▶ _Written instruction_:
Leave out the pictures and reproduce all of the data exactly.

▶ _Records for this task_:
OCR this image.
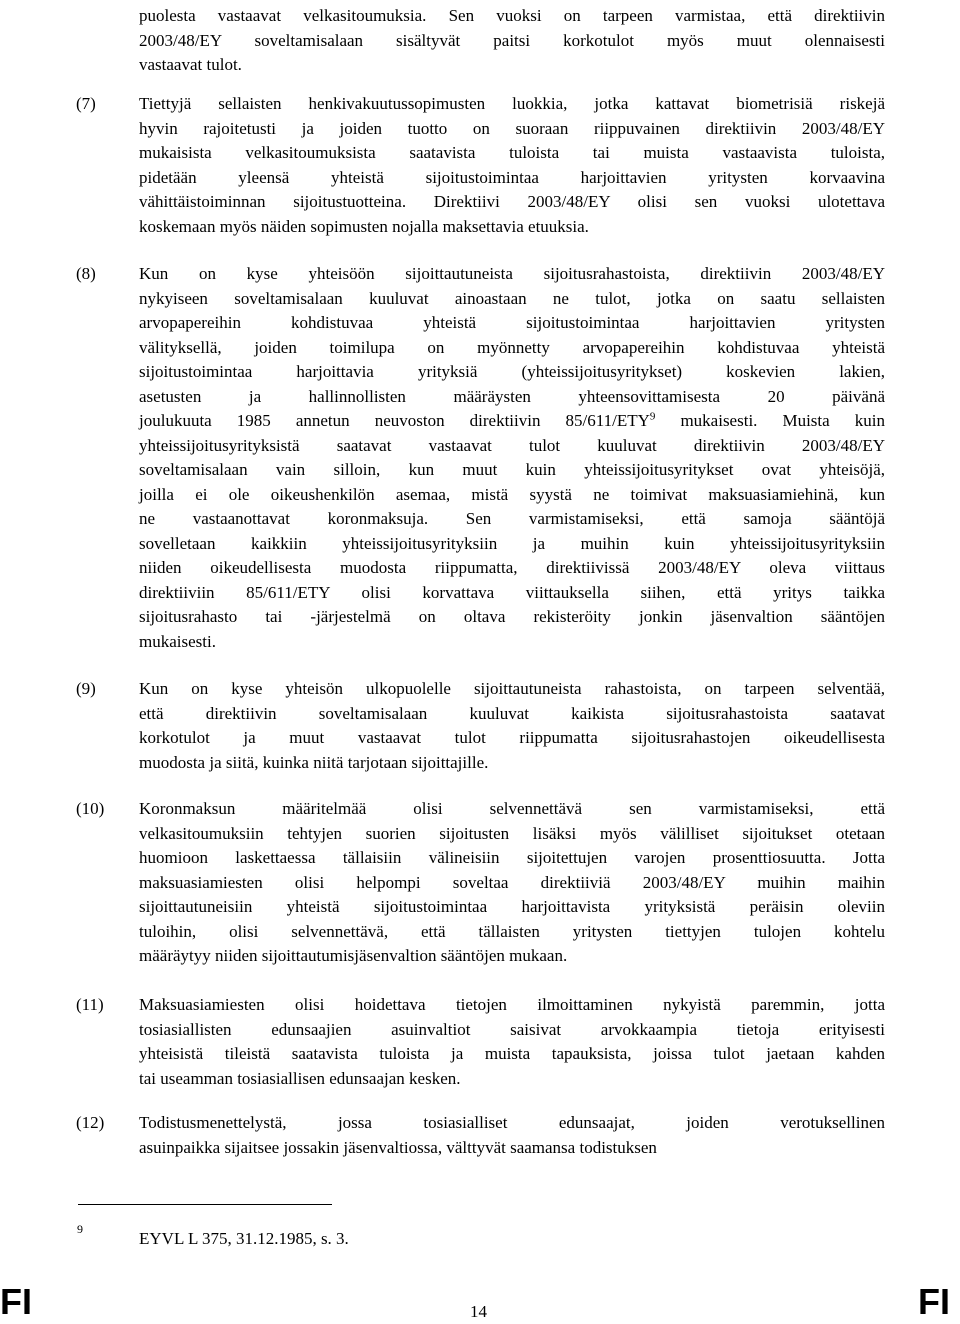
puolesta vastaavat velkasitoumuksia. Sen vuoksi on tarpeen varmistaa, että direktiivin
2003/48/EY soveltamisalaan sisältyvät paitsi korkotulot myös muut olennaisesti
vastaavat tulot.
(7)	Tiettyjä sellaisten henkivakuutussopimusten luokkia, jotka kattavat biometrisiä riskejä
hyvin rajoitetusti ja joiden tuotto on suoraan riippuvainen direktiivin 2003/48/EY
mukaisista velkasitoumuksista saatavista tuloista tai muista vastaavista tuloista,
pidetään yleensä yhteistä sijoitustoimintaa harjoittavien yritysten korvaavina
vähittäistoiminnan sijoitustuotteina. Direktiivi 2003/48/EY olisi sen vuoksi ulotettava
koskemaan myös näiden sopimusten nojalla maksettavia etuuksia.
(8)	Kun on kyse yhteisöön sijoittautuneista sijoitusrahastoista, direktiivin 2003/48/EY
nykyiseen soveltamisalaan kuuluvat ainoastaan ne tulot, jotka on saatu sellaisten
arvopapereihin kohdistuvaa yhteistä sijoitustoimintaa harjoittavien yritysten
välityksellä, joiden toimilupa on myönnetty arvopapereihin kohdistuvaa yhteistä
sijoitustoimintaa harjoittavia yrityksiä (yhteissijoitusyritykset) koskevien lakien,
asetusten ja hallinnollisten määräysten yhteensovittamisesta 20 päivänä
joulukuuta 1985 annetun neuvoston direktiivin 85/611/ETY$^9$ mukaisesti. Muista kuin
yhteissijoitusyrityksistä saatavat vastaavat tulot kuuluvat direktiivin 2003/48/EY
soveltamisalaan vain silloin, kun muut kuin yhteissijoitusyritykset ovat yhteisöjä,
joilla ei ole oikeushenkilön asemaa, mistä syystä ne toimivat maksuasiamiehinä, kun
ne vastaanottavat koronmaksuja. Sen varmistamiseksi, että samoja sääntöjä
sovelletaan kaikkiin yhteissijoitusyrityksiin ja muihin kuin yhteissijoitusyrityksiin
niiden oikeudellisesta muodosta riippumatta, direktiivissä 2003/48/EY oleva viittaus
direktiiviin 85/611/ETY olisi korvattava viittauksella siihen, että yritys taikka
sijoitusrahasto tai -järjestelmä on oltava rekisteröity jonkin jäsenvaltion sääntöjen
mukaisesti.
(9)	Kun on kyse yhteisön ulkopuolelle sijoittautuneista rahastoista, on tarpeen selventää,
että direktiivin soveltamisalaan kuuluvat kaikista sijoitusrahastoista saatavat
korkotulot ja muut vastaavat tulot riippumatta sijoitusrahastojen oikeudellisesta
muodosta ja siitä, kuinka niitä tarjotaan sijoittajille.
(10) Koronmaksun määritelmää olisi selvennettävä sen varmistamiseksi, että
velkasitoumuksiin tehtyjen suorien sijoitusten lisäksi myös välilliset sijoitukset otetaan
huomioon laskettaessa tällaisiin välineisiin sijoitettujen varojen prosenttiosuutta. Jotta
maksuasiamiesten olisi helpompi soveltaa direktiiviä 2003/48/EY muihin maihin
sijoittautuneisiin yhteistä sijoitustoimintaa harjoittavista yrityksistä peräisin oleviin
tuloihin, olisi selvennettävä, että tällaisten yritysten tiettyjen tulojen kohtelu
määräytyy niiden sijoittautumisjäsenvaltion sääntöjen mukaan.
(11) Maksuasiamiesten olisi hoidettava tietojen ilmoittaminen nykyistä paremmin, jotta
tosiasiallisten edunsaajien asuinvaltiot saisivat arvokkaampia tietoja erityisesti
yhteisistä tileistä saatavista tuloista ja muista tapauksista, joissa tulot jaetaan kahden
tai useamman tosiasiallisen edunsaajan kesken.
(12) Todistusmenettelystä, jossa tosiasialliset edunsaajat, joiden verotuksellinen
asuinpaikka sijaitsee jossakin jäsenvaltiossa, välttyvät saamansa todistuksen
9	EYVL L 375, 31.12.1985, s. 3.
FI	14	FI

▶ _Answer in full_:
OCR this image.
puolesta vastaavat velkasitoumuksia. Sen vuoksi on tarpeen varmistaa, että direktiivin
2003/48/EY soveltamisalaan sisältyvät paitsi korkotulot myös muut olennaisesti
vastaavat tulot.
(7)	Tiettyjä sellaisten henkivakuutussopimusten luokkia, jotka kattavat biometrisiä riskejä
hyvin rajoitetusti ja joiden tuotto on suoraan riippuvainen direktiivin 2003/48/EY
mukaisista velkasitoumuksista saatavista tuloista tai muista vastaavista tuloista,
pidetään yleensä yhteistä sijoitustoimintaa harjoittavien yritysten korvaavina
vähittäistoiminnan sijoitustuotteina. Direktiivi 2003/48/EY olisi sen vuoksi ulotettava
koskemaan myös näiden sopimusten nojalla maksettavia etuuksia.
(8)	Kun on kyse yhteisöön sijoittautuneista sijoitusrahastoista, direktiivin 2003/48/EY
nykyiseen soveltamisalaan kuuluvat ainoastaan ne tulot, jotka on saatu sellaisten
arvopapereihin kohdistuvaa yhteistä sijoitustoimintaa harjoittavien yritysten
välityksellä, joiden toimilupa on myönnetty arvopapereihin kohdistuvaa yhteistä
sijoitustoimintaa harjoittavia yrityksiä (yhteissijoitusyritykset) koskevien lakien,
asetusten ja hallinnollisten määräysten yhteensovittamisesta 20 päivänä
joulukuuta 1985 annetun neuvoston direktiivin 85/611/ETY$^9$ mukaisesti. Muista kuin
yhteissijoitusyrityksistä saatavat vastaavat tulot kuuluvat direktiivin 2003/48/EY
soveltamisalaan vain silloin, kun muut kuin yhteissijoitusyritykset ovat yhteisöjä,
joilla ei ole oikeushenkilön asemaa, mistä syystä ne toimivat maksuasiamiehinä, kun
ne vastaanottavat koronmaksuja. Sen varmistamiseksi, että samoja sääntöjä
sovelletaan kaikkiin yhteissijoitusyrityksiin ja muihin kuin yhteissijoitusyrityksiin
niiden oikeudellisesta muodosta riippumatta, direktiivissä 2003/48/EY oleva viittaus
direktiiviin 85/611/ETY olisi korvattava viittauksella siihen, että yritys taikka
sijoitusrahasto tai -järjestelmä on oltava rekisteröity jonkin jäsenvaltion sääntöjen
mukaisesti.
(9)	Kun on kyse yhteisön ulkopuolelle sijoittautuneista rahastoista, on tarpeen selventää,
että direktiivin soveltamisalaan kuuluvat kaikista sijoitusrahastoista saatavat
korkotulot ja muut vastaavat tulot riippumatta sijoitusrahastojen oikeudellisesta
muodosta ja siitä, kuinka niitä tarjotaan sijoittajille.
(10) Koronmaksun määritelmää olisi selvennettävä sen varmistamiseksi, että
velkasitoumuksiin tehtyjen suorien sijoitusten lisäksi myös välilliset sijoitukset otetaan
huomioon laskettaessa tällaisiin välineisiin sijoitettujen varojen prosenttiosuutta. Jotta
maksuasiamiesten olisi helpompi soveltaa direktiiviä 2003/48/EY muihin maihin
sijoittautuneisiin yhteistä sijoitustoimintaa harjoittavista yrityksistä peräisin oleviin
tuloihin, olisi selvennettävä, että tällaisten yritysten tiettyjen tulojen kohtelu
määräytyy niiden sijoittautumisjäsenvaltion sääntöjen mukaan.
(11) Maksuasiamiesten olisi hoidettava tietojen ilmoittaminen nykyistä paremmin, jotta
tosiasiallisten edunsaajien asuinvaltiot saisivat arvokkaampia tietoja erityisesti
yhteisistä tileistä saatavista tuloista ja muista tapauksista, joissa tulot jaetaan kahden
tai useamman tosiasiallisen edunsaajan kesken.
(12) Todistusmenettelystä, jossa tosiasialliset edunsaajat, joiden verotuksellinen
asuinpaikka sijaitsee jossakin jäsenvaltiossa, välttyvät saamansa todistuksen
9	EYVL L 375, 31.12.1985, s. 3.
FI	14	FI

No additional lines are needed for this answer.